Extracted information:
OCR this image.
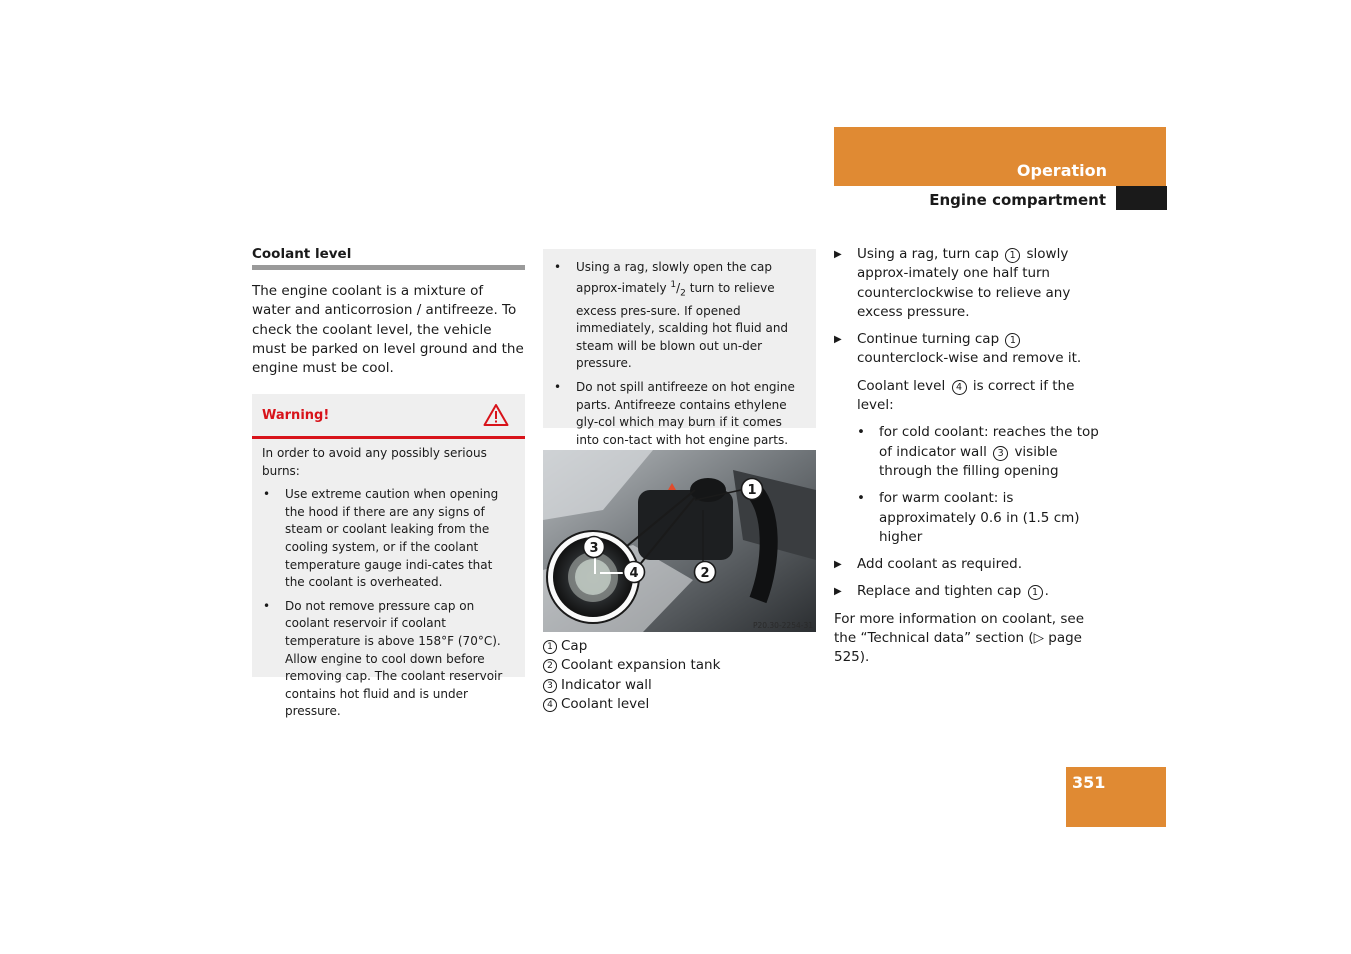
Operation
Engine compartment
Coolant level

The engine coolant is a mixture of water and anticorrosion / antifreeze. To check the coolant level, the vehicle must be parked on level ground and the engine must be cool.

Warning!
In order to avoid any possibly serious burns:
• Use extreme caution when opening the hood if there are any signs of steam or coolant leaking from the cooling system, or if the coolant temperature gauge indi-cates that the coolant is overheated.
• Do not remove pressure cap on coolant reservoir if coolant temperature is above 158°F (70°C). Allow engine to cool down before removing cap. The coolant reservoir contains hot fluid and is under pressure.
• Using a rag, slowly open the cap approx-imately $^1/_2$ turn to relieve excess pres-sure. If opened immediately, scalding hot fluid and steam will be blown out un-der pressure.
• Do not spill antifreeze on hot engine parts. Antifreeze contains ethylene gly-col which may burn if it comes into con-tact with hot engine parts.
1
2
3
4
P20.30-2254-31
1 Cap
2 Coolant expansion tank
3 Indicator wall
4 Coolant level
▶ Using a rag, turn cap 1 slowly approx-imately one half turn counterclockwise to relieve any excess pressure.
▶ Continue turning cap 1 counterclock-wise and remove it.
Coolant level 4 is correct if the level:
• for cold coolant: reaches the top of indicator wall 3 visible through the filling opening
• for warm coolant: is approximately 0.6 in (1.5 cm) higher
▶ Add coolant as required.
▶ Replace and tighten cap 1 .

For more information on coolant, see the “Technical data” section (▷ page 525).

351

Your instructions:
Reproduce the material word for word, minus the images.

The result:
OCR this image.
Operation
Engine compartment
Coolant level

The engine coolant is a mixture of water and anticorrosion / antifreeze. To check the coolant level, the vehicle must be parked on level ground and the engine must be cool.

Warning!
In order to avoid any possibly serious burns:
• Use extreme caution when opening the hood if there are any signs of steam or coolant leaking from the cooling system, or if the coolant temperature gauge indi-cates that the coolant is overheated.
• Do not remove pressure cap on coolant reservoir if coolant temperature is above 158°F (70°C). Allow engine to cool down before removing cap. The coolant reservoir contains hot fluid and is under pressure.
• Using a rag, slowly open the cap approx-imately $^1/_2$ turn to relieve excess pres-sure. If opened immediately, scalding hot fluid and steam will be blown out un-der pressure.
• Do not spill antifreeze on hot engine parts. Antifreeze contains ethylene gly-col which may burn if it comes into con-tact with hot engine parts.
1
2
3
4
P20.30-2254-31
1 Cap
2 Coolant expansion tank
3 Indicator wall
4 Coolant level
▶ Using a rag, turn cap 1 slowly approx-imately one half turn counterclockwise to relieve any excess pressure.
▶ Continue turning cap 1 counterclock-wise and remove it.
Coolant level 4 is correct if the level:
• for cold coolant: reaches the top of indicator wall 3 visible through the filling opening
• for warm coolant: is approximately 0.6 in (1.5 cm) higher
▶ Add coolant as required.
▶ Replace and tighten cap 1 .

For more information on coolant, see the “Technical data” section (▷ page 525).

351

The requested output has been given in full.